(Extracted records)
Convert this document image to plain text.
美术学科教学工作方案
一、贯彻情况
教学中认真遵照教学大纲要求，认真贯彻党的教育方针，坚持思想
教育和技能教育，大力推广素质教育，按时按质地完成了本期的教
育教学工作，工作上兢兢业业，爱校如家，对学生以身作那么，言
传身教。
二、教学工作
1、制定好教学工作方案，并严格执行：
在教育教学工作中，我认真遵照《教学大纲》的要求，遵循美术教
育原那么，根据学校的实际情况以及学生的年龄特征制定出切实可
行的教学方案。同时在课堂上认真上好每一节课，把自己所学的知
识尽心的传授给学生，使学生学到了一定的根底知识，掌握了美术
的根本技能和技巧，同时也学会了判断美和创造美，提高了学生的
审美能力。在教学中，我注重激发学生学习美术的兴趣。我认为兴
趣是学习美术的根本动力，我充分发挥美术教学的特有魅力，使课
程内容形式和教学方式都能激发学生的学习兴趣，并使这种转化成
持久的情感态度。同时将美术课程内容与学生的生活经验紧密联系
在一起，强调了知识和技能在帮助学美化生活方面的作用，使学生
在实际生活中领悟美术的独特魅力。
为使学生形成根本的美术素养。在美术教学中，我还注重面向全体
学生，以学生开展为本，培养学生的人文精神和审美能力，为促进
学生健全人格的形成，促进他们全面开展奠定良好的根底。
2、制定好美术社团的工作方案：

• **Exercise aim**
Retype the listing. Match it exactly.

• **In response**
Convert this document image to plain text.
美术学科教学工作方案
一、贯彻情况
教学中认真遵照教学大纲要求，认真贯彻党的教育方针，坚持思想
教育和技能教育，大力推广素质教育，按时按质地完成了本期的教
育教学工作，工作上兢兢业业，爱校如家，对学生以身作那么，言
传身教。
二、教学工作
1、制定好教学工作方案，并严格执行：
在教育教学工作中，我认真遵照《教学大纲》的要求，遵循美术教
育原那么，根据学校的实际情况以及学生的年龄特征制定出切实可
行的教学方案。同时在课堂上认真上好每一节课，把自己所学的知
识尽心的传授给学生，使学生学到了一定的根底知识，掌握了美术
的根本技能和技巧，同时也学会了判断美和创造美，提高了学生的
审美能力。在教学中，我注重激发学生学习美术的兴趣。我认为兴
趣是学习美术的根本动力，我充分发挥美术教学的特有魅力，使课
程内容形式和教学方式都能激发学生的学习兴趣，并使这种转化成
持久的情感态度。同时将美术课程内容与学生的生活经验紧密联系
在一起，强调了知识和技能在帮助学美化生活方面的作用，使学生
在实际生活中领悟美术的独特魅力。
为使学生形成根本的美术素养。在美术教学中，我还注重面向全体
学生，以学生开展为本，培养学生的人文精神和审美能力，为促进
学生健全人格的形成，促进他们全面开展奠定良好的根底。
2、制定好美术社团的工作方案：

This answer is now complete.